[Lines of data]
◆ ◆ ◆
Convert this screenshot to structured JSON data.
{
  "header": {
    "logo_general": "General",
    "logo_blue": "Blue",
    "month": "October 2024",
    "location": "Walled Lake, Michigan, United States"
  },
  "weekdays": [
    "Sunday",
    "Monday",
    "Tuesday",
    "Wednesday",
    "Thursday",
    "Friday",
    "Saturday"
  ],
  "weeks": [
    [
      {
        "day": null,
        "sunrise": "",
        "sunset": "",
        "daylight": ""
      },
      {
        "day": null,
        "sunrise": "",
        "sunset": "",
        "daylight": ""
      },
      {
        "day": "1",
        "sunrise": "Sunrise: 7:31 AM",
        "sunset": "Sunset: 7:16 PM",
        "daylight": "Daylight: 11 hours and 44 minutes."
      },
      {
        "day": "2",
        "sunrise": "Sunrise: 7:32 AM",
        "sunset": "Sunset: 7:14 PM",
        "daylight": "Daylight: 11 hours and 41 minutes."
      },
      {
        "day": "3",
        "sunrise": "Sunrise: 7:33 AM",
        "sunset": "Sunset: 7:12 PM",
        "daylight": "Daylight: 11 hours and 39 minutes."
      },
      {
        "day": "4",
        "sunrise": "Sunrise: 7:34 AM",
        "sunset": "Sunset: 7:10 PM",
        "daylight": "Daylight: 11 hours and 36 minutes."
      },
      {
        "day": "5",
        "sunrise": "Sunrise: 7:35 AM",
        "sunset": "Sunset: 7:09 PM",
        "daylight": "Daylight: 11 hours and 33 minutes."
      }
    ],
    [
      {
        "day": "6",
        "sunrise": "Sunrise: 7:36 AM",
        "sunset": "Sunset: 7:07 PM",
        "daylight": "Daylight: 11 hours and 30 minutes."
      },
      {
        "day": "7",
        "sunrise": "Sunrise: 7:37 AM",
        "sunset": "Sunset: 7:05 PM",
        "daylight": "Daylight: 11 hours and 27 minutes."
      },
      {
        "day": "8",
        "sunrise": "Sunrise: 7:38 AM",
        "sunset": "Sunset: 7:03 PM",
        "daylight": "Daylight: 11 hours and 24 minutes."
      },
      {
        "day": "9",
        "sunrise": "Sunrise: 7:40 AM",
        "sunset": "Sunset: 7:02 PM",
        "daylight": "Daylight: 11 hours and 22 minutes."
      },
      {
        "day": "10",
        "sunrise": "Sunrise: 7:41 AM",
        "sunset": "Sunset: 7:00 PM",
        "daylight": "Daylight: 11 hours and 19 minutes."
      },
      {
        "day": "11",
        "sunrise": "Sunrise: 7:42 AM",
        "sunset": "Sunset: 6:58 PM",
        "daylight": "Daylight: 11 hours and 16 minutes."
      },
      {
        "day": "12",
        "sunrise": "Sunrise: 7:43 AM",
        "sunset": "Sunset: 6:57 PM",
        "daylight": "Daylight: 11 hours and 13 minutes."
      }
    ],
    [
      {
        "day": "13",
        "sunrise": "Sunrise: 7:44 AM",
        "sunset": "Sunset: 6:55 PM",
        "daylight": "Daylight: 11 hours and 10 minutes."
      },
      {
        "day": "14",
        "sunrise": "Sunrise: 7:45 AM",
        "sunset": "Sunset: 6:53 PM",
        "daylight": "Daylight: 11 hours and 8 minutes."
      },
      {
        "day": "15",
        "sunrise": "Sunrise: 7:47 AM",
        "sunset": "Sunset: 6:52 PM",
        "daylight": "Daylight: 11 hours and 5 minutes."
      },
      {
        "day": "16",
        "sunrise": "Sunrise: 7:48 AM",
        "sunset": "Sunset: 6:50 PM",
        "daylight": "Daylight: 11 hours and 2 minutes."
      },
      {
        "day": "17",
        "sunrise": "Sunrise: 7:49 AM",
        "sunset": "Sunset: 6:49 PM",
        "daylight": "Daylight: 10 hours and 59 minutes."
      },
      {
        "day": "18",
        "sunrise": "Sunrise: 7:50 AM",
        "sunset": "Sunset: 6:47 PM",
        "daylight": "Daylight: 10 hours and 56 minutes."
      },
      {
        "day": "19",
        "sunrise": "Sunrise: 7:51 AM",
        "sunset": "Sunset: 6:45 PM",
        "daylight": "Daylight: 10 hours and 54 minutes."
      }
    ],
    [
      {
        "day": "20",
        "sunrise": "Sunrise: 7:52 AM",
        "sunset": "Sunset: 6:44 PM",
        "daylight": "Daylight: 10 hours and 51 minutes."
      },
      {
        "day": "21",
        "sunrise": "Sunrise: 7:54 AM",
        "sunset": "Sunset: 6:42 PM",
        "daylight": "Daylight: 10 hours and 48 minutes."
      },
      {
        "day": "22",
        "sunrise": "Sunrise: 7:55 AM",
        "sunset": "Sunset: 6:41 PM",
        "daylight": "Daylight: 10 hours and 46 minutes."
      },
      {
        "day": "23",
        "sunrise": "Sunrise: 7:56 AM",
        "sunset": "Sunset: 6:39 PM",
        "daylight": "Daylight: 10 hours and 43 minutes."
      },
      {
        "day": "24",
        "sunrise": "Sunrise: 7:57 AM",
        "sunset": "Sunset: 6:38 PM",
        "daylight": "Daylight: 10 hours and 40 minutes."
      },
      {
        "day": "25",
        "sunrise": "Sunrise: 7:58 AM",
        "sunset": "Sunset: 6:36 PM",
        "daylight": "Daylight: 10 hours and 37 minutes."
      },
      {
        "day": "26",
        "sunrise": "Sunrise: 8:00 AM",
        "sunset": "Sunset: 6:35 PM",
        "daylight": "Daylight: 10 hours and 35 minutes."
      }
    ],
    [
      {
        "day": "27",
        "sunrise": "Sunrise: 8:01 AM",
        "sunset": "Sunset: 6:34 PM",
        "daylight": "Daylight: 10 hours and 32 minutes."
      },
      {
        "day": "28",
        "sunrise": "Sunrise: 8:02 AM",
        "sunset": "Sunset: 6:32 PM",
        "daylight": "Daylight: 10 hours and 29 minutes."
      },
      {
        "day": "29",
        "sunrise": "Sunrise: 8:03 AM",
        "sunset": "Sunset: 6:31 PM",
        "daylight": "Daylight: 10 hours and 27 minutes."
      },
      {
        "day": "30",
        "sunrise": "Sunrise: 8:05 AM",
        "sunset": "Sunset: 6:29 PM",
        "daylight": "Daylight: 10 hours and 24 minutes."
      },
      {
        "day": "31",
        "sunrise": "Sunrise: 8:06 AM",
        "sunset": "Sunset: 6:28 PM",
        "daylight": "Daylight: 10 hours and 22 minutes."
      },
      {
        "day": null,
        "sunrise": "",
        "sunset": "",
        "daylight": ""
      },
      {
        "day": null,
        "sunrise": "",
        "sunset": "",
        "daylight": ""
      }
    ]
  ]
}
◆ ◆ ◆
=== REQUIREMENTS ===
Take the lines above and print them exactly.

=== EXPECTED ANSWER ===
Convert this screenshot to structured JSON data.
{
  "header": {
    "logo_general": "General",
    "logo_blue": "Blue",
    "month": "October 2024",
    "location": "Walled Lake, Michigan, United States"
  },
  "weekdays": [
    "Sunday",
    "Monday",
    "Tuesday",
    "Wednesday",
    "Thursday",
    "Friday",
    "Saturday"
  ],
  "weeks": [
    [
      {
        "day": null,
        "sunrise": "",
        "sunset": "",
        "daylight": ""
      },
      {
        "day": null,
        "sunrise": "",
        "sunset": "",
        "daylight": ""
      },
      {
        "day": "1",
        "sunrise": "Sunrise: 7:31 AM",
        "sunset": "Sunset: 7:16 PM",
        "daylight": "Daylight: 11 hours and 44 minutes."
      },
      {
        "day": "2",
        "sunrise": "Sunrise: 7:32 AM",
        "sunset": "Sunset: 7:14 PM",
        "daylight": "Daylight: 11 hours and 41 minutes."
      },
      {
        "day": "3",
        "sunrise": "Sunrise: 7:33 AM",
        "sunset": "Sunset: 7:12 PM",
        "daylight": "Daylight: 11 hours and 39 minutes."
      },
      {
        "day": "4",
        "sunrise": "Sunrise: 7:34 AM",
        "sunset": "Sunset: 7:10 PM",
        "daylight": "Daylight: 11 hours and 36 minutes."
      },
      {
        "day": "5",
        "sunrise": "Sunrise: 7:35 AM",
        "sunset": "Sunset: 7:09 PM",
        "daylight": "Daylight: 11 hours and 33 minutes."
      }
    ],
    [
      {
        "day": "6",
        "sunrise": "Sunrise: 7:36 AM",
        "sunset": "Sunset: 7:07 PM",
        "daylight": "Daylight: 11 hours and 30 minutes."
      },
      {
        "day": "7",
        "sunrise": "Sunrise: 7:37 AM",
        "sunset": "Sunset: 7:05 PM",
        "daylight": "Daylight: 11 hours and 27 minutes."
      },
      {
        "day": "8",
        "sunrise": "Sunrise: 7:38 AM",
        "sunset": "Sunset: 7:03 PM",
        "daylight": "Daylight: 11 hours and 24 minutes."
      },
      {
        "day": "9",
        "sunrise": "Sunrise: 7:40 AM",
        "sunset": "Sunset: 7:02 PM",
        "daylight": "Daylight: 11 hours and 22 minutes."
      },
      {
        "day": "10",
        "sunrise": "Sunrise: 7:41 AM",
        "sunset": "Sunset: 7:00 PM",
        "daylight": "Daylight: 11 hours and 19 minutes."
      },
      {
        "day": "11",
        "sunrise": "Sunrise: 7:42 AM",
        "sunset": "Sunset: 6:58 PM",
        "daylight": "Daylight: 11 hours and 16 minutes."
      },
      {
        "day": "12",
        "sunrise": "Sunrise: 7:43 AM",
        "sunset": "Sunset: 6:57 PM",
        "daylight": "Daylight: 11 hours and 13 minutes."
      }
    ],
    [
      {
        "day": "13",
        "sunrise": "Sunrise: 7:44 AM",
        "sunset": "Sunset: 6:55 PM",
        "daylight": "Daylight: 11 hours and 10 minutes."
      },
      {
        "day": "14",
        "sunrise": "Sunrise: 7:45 AM",
        "sunset": "Sunset: 6:53 PM",
        "daylight": "Daylight: 11 hours and 8 minutes."
      },
      {
        "day": "15",
        "sunrise": "Sunrise: 7:47 AM",
        "sunset": "Sunset: 6:52 PM",
        "daylight": "Daylight: 11 hours and 5 minutes."
      },
      {
        "day": "16",
        "sunrise": "Sunrise: 7:48 AM",
        "sunset": "Sunset: 6:50 PM",
        "daylight": "Daylight: 11 hours and 2 minutes."
      },
      {
        "day": "17",
        "sunrise": "Sunrise: 7:49 AM",
        "sunset": "Sunset: 6:49 PM",
        "daylight": "Daylight: 10 hours and 59 minutes."
      },
      {
        "day": "18",
        "sunrise": "Sunrise: 7:50 AM",
        "sunset": "Sunset: 6:47 PM",
        "daylight": "Daylight: 10 hours and 56 minutes."
      },
      {
        "day": "19",
        "sunrise": "Sunrise: 7:51 AM",
        "sunset": "Sunset: 6:45 PM",
        "daylight": "Daylight: 10 hours and 54 minutes."
      }
    ],
    [
      {
        "day": "20",
        "sunrise": "Sunrise: 7:52 AM",
        "sunset": "Sunset: 6:44 PM",
        "daylight": "Daylight: 10 hours and 51 minutes."
      },
      {
        "day": "21",
        "sunrise": "Sunrise: 7:54 AM",
        "sunset": "Sunset: 6:42 PM",
        "daylight": "Daylight: 10 hours and 48 minutes."
      },
      {
        "day": "22",
        "sunrise": "Sunrise: 7:55 AM",
        "sunset": "Sunset: 6:41 PM",
        "daylight": "Daylight: 10 hours and 46 minutes."
      },
      {
        "day": "23",
        "sunrise": "Sunrise: 7:56 AM",
        "sunset": "Sunset: 6:39 PM",
        "daylight": "Daylight: 10 hours and 43 minutes."
      },
      {
        "day": "24",
        "sunrise": "Sunrise: 7:57 AM",
        "sunset": "Sunset: 6:38 PM",
        "daylight": "Daylight: 10 hours and 40 minutes."
      },
      {
        "day": "25",
        "sunrise": "Sunrise: 7:58 AM",
        "sunset": "Sunset: 6:36 PM",
        "daylight": "Daylight: 10 hours and 37 minutes."
      },
      {
        "day": "26",
        "sunrise": "Sunrise: 8:00 AM",
        "sunset": "Sunset: 6:35 PM",
        "daylight": "Daylight: 10 hours and 35 minutes."
      }
    ],
    [
      {
        "day": "27",
        "sunrise": "Sunrise: 8:01 AM",
        "sunset": "Sunset: 6:34 PM",
        "daylight": "Daylight: 10 hours and 32 minutes."
      },
      {
        "day": "28",
        "sunrise": "Sunrise: 8:02 AM",
        "sunset": "Sunset: 6:32 PM",
        "daylight": "Daylight: 10 hours and 29 minutes."
      },
      {
        "day": "29",
        "sunrise": "Sunrise: 8:03 AM",
        "sunset": "Sunset: 6:31 PM",
        "daylight": "Daylight: 10 hours and 27 minutes."
      },
      {
        "day": "30",
        "sunrise": "Sunrise: 8:05 AM",
        "sunset": "Sunset: 6:29 PM",
        "daylight": "Daylight: 10 hours and 24 minutes."
      },
      {
        "day": "31",
        "sunrise": "Sunrise: 8:06 AM",
        "sunset": "Sunset: 6:28 PM",
        "daylight": "Daylight: 10 hours and 22 minutes."
      },
      {
        "day": null,
        "sunrise": "",
        "sunset": "",
        "daylight": ""
      },
      {
        "day": null,
        "sunrise": "",
        "sunset": "",
        "daylight": ""
      }
    ]
  ]
}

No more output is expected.